## start Dataset records
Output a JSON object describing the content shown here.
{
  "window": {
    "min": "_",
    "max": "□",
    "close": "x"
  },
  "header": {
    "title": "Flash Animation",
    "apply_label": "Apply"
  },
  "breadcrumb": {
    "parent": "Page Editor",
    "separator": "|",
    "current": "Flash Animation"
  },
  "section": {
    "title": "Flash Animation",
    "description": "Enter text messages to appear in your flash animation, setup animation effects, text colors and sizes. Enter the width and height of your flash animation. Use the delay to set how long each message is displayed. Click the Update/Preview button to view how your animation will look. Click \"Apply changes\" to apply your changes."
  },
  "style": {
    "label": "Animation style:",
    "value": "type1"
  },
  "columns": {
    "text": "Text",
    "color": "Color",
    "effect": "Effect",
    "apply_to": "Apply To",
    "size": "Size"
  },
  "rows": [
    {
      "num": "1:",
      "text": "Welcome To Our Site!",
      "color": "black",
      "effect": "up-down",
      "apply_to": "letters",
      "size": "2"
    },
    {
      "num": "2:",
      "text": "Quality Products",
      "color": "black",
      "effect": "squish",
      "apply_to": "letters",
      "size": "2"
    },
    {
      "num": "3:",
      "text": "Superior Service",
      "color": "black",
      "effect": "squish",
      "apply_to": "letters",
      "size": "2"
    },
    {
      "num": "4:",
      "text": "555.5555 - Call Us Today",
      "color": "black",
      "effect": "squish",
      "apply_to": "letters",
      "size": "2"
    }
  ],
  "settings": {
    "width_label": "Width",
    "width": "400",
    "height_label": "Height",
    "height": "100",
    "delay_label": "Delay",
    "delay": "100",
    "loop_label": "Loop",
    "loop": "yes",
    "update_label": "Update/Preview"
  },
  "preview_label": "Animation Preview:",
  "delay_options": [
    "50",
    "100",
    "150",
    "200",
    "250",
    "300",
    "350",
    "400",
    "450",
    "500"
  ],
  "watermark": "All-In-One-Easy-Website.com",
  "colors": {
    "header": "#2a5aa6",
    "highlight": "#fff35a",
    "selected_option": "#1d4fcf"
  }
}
## end Dataset records
## start Dataset records
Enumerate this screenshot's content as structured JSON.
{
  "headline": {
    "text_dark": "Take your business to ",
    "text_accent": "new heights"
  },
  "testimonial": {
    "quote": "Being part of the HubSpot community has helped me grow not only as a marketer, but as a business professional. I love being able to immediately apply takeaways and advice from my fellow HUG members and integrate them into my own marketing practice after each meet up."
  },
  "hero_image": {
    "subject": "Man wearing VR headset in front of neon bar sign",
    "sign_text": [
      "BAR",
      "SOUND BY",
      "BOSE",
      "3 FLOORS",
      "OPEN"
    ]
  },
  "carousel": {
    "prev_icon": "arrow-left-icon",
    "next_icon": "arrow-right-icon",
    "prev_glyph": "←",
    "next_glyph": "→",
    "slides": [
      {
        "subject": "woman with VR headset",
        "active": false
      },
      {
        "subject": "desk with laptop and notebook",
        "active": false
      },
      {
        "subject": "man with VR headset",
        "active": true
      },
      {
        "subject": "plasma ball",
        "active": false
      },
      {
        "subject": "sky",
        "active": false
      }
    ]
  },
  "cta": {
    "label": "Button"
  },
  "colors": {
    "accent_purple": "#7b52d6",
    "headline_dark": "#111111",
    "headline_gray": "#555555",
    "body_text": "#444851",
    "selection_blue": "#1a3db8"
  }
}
## end Dataset records
• _Objective_:
Find the lines that include the string "Preview", then copy each of them.

• _Result of this task_:
    "description": "Enter text messages to appear in your flash animation, setup animation effects, text colors and sizes. Enter the width and height of your flash animation. Use the delay to set how long each message is displayed. Click the Update/Preview button to view how your animation will look. Click \"Apply changes\" to apply your changes."
    "update_label": "Update/Preview"
  "preview_label": "Animation Preview:",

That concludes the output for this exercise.